The problem: Pick every line from the data that holds the word "axborot".

━━━━━━━━━━━━━━━━

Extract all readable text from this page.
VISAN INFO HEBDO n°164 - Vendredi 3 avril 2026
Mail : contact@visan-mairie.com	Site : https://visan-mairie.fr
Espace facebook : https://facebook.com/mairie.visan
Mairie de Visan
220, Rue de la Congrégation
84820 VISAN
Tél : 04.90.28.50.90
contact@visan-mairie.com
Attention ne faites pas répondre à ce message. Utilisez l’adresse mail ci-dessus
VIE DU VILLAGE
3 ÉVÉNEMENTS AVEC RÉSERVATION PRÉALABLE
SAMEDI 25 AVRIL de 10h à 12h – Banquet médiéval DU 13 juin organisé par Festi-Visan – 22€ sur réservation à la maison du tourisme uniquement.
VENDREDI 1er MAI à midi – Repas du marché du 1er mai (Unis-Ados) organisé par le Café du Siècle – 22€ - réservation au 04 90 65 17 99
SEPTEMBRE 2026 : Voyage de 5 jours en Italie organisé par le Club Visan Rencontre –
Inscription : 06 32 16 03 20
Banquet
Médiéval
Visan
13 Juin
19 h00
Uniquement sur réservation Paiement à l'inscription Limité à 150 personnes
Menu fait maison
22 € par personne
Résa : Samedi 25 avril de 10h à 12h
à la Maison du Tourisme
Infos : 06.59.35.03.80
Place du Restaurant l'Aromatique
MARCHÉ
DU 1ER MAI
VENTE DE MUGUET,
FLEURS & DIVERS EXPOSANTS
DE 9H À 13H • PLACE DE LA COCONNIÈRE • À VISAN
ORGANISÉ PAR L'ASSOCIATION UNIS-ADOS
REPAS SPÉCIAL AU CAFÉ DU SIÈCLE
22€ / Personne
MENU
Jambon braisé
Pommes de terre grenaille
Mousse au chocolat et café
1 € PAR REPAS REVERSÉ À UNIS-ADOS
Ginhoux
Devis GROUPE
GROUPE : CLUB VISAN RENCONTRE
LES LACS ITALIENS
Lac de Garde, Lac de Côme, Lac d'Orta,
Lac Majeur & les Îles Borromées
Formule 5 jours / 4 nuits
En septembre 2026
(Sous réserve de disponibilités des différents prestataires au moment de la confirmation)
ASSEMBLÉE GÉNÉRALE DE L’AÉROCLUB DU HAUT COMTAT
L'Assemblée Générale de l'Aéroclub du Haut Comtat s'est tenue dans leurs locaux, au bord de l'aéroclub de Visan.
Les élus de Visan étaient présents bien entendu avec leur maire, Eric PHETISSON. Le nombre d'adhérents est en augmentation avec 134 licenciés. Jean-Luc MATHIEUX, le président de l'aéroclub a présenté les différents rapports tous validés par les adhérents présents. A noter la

━━━━━━━━━━━━━━━━

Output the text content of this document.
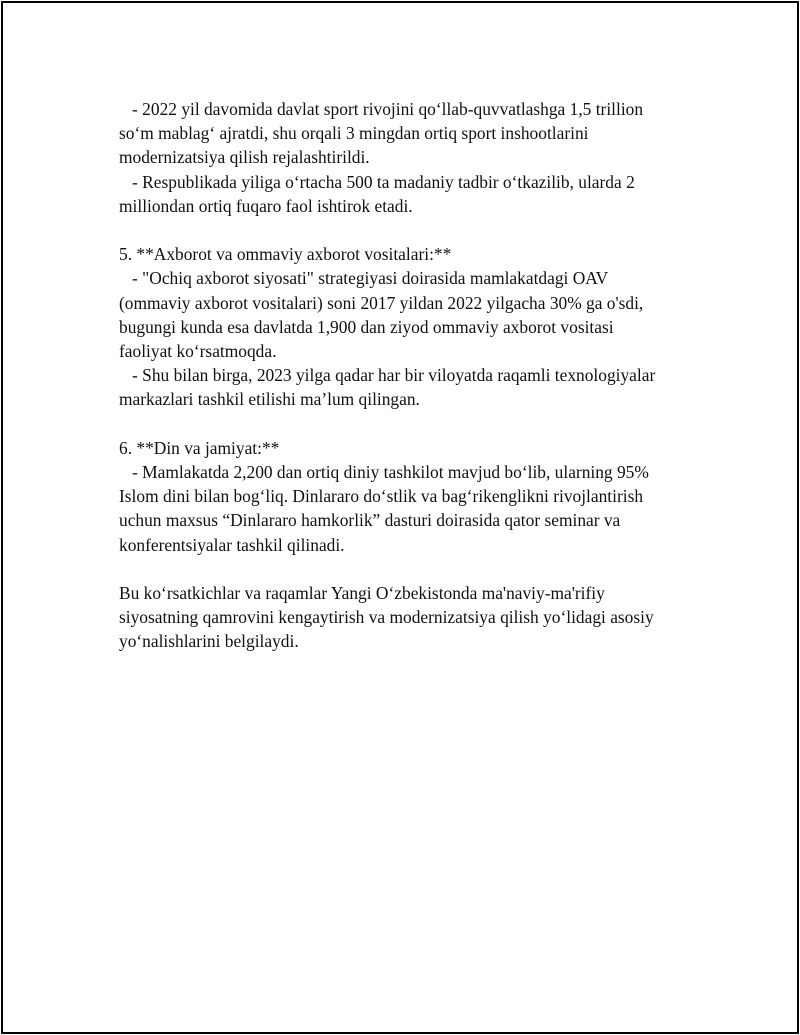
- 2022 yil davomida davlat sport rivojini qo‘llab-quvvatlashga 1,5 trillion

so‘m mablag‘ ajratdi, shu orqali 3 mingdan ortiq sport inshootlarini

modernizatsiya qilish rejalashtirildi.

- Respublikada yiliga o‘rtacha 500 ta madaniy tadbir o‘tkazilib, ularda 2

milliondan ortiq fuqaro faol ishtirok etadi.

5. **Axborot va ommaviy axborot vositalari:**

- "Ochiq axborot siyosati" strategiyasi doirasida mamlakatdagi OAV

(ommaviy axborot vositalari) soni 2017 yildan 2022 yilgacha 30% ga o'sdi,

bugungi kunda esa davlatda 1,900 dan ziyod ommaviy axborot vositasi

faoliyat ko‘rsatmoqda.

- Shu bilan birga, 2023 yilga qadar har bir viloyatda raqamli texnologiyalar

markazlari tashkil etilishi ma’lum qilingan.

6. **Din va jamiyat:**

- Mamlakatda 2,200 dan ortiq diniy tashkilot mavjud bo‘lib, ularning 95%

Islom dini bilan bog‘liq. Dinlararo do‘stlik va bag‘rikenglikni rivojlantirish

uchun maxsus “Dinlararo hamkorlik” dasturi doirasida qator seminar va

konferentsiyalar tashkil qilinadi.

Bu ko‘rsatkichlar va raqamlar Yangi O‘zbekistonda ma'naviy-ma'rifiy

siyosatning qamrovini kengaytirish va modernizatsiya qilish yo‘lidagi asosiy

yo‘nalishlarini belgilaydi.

━━━━━━━━━━━━━━━━

Written reply:
5. **Axborot va ommaviy axborot vositalari:**
- "Ochiq axborot siyosati" strategiyasi doirasida mamlakatdagi OAV
(ommaviy axborot vositalari) soni 2017 yildan 2022 yilgacha 30% ga o'sdi,
bugungi kunda esa davlatda 1,900 dan ziyod ommaviy axborot vositasi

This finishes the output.